* Selected passage *
= = =
By the time the weather starts to moderate in mid-September, these will be eating size. Apparently, chard can be planted all summer long, and I need to revise my planting calendar.

The Malabar spinach, which shares a trellis with the dead cucumbers, is doing well in the heat, too. I haven't eaten any, yet, but we have a stir-fry planned for later this week, and some leaves will be going into that meal.



Elsewhere in the garden, peppers are green and growing, just like they are supposed to be in the heat.



And the Heritage red raspberries are putting out their second flush of fruits.

Sunday, August 8, 2010

Back from Colorado

We've been to Boulder, CO, to visit our oldest son who is in graduate school at CU. The trip included lots of hiking, and some pretty funny moments involving one slightly chubby mom (me!) and some very steep hiking trails. Here I am with my oldest son:



Getting up onto the ledge was easier than getting back down.

While I was gone, a Very Good Friend came by to water my plants and check on the garden (Thank you, Cheryl!). The weather here while I was gone was HOT, so she came by every day to make sure that the plants growing in containers hadn't all cooked right in their pots. I was happy to see that she had kept things harvested. Steady harvesting leads to more production, for many crops!

One of the crops she checked on (and watered) was my laundry basket of straw that had been inoculated with oyster mushroom spawn. I have a shiitake log out in the back yard that is a year and a half old and has yet to produce mushrooms, but I started this laundry basket just about 10 days before heading out for our trip. Look at it now!:



I put the basket together at a cultivation workshop with the Mushroom Club of Georgia. The workshop was a lot of fun, and these mushrooms are very good to eat. Joe thinks they are more tasty than chanterelles!
= = =
* What needs to be done *
In the garden blog passage, what was the laundry basket of straw inoculated with?
= = =
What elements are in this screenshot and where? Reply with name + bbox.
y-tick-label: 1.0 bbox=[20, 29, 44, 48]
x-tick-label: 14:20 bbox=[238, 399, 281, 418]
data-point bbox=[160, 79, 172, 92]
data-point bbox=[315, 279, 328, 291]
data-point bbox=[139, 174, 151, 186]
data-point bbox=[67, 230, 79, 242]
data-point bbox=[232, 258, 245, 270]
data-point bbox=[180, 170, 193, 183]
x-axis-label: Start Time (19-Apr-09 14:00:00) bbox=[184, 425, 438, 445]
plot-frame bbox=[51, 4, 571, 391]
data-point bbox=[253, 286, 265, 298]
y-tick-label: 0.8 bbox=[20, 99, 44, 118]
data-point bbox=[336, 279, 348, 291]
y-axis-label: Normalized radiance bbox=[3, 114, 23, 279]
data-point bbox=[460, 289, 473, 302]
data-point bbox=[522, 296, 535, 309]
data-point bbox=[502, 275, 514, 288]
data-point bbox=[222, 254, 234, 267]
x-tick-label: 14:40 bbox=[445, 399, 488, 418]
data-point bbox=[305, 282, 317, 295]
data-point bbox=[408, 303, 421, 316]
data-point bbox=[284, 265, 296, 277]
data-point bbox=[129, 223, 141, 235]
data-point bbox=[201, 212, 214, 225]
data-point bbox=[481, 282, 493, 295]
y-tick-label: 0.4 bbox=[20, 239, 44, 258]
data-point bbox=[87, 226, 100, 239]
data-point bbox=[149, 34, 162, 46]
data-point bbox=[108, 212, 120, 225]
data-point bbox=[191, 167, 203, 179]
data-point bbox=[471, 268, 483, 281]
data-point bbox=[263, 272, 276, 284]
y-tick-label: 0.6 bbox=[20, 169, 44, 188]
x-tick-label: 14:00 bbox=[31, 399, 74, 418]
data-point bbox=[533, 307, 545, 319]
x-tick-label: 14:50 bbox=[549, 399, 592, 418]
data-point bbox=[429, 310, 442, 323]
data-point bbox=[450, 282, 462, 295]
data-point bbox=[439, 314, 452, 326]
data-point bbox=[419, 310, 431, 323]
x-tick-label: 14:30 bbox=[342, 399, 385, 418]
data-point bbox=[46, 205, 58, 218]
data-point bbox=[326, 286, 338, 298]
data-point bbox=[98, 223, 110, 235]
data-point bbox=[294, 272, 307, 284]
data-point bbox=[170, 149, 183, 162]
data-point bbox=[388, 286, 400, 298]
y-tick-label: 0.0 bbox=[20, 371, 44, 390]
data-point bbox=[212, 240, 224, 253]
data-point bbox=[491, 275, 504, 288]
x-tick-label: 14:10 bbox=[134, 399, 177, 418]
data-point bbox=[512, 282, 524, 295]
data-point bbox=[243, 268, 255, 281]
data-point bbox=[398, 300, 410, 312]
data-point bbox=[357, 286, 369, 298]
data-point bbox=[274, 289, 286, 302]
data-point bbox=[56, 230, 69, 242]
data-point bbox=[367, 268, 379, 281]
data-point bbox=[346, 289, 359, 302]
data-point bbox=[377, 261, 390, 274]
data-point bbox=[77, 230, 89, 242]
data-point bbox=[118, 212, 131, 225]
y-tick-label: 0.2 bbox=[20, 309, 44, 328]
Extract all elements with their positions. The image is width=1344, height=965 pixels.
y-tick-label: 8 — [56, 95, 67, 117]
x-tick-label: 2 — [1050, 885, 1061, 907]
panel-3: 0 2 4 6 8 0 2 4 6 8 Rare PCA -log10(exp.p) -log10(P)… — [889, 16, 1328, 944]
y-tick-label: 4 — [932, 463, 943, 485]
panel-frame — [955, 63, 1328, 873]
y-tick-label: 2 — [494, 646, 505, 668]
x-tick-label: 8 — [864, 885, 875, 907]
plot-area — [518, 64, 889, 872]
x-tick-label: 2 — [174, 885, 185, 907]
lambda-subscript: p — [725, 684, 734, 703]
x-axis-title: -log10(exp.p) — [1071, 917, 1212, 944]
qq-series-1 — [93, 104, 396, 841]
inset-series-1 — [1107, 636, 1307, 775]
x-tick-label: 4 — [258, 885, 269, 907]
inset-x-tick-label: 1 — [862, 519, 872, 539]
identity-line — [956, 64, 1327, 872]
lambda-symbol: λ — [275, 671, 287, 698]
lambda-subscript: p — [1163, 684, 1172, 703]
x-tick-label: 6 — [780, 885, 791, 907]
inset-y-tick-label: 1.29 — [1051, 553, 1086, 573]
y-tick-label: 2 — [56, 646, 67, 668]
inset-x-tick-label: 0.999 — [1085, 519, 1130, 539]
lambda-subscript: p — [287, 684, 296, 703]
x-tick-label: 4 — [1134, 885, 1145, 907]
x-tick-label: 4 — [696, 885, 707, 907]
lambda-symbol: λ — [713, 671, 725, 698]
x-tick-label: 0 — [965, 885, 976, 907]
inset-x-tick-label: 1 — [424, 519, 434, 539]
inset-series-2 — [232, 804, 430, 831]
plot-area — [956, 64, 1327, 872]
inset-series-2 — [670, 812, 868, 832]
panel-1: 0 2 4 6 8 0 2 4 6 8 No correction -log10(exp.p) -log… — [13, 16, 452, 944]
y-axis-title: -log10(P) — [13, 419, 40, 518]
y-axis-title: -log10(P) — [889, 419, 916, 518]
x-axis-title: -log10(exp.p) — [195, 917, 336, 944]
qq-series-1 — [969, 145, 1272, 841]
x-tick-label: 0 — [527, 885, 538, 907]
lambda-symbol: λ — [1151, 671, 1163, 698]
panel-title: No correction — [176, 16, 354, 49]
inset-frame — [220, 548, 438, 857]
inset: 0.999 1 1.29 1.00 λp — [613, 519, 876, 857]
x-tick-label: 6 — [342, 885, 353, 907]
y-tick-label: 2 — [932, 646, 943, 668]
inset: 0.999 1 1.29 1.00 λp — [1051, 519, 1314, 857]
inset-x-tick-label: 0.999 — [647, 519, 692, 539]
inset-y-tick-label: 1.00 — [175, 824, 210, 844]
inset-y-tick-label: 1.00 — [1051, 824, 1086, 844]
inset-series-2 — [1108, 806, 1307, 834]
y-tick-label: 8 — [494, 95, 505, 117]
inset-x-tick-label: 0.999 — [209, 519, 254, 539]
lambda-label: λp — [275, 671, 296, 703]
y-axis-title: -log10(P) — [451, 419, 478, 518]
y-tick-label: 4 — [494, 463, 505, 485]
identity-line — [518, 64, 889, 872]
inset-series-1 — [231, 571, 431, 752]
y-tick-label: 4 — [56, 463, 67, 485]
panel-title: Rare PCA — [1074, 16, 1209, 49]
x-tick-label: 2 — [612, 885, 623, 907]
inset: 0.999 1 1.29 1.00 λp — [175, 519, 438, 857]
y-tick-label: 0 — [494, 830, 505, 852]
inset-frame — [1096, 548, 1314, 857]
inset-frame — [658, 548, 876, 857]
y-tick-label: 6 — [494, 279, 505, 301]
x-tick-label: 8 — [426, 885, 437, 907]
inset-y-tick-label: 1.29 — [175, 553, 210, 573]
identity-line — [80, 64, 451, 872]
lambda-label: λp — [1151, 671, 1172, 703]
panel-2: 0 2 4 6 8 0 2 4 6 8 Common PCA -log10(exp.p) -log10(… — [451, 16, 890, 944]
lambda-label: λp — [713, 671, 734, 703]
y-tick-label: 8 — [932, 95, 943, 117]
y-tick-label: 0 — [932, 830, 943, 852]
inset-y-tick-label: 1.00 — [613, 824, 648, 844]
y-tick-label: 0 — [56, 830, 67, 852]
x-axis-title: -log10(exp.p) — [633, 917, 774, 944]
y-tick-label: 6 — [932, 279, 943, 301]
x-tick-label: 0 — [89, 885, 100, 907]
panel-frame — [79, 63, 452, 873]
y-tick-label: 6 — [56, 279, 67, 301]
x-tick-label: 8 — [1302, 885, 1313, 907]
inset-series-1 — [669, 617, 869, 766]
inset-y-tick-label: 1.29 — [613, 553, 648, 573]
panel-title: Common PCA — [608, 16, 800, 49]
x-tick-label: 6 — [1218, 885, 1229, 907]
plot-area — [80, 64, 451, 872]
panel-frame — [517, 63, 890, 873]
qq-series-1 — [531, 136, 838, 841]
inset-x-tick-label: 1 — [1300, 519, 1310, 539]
= = =
* Your response *
Oyster mushroom spawn.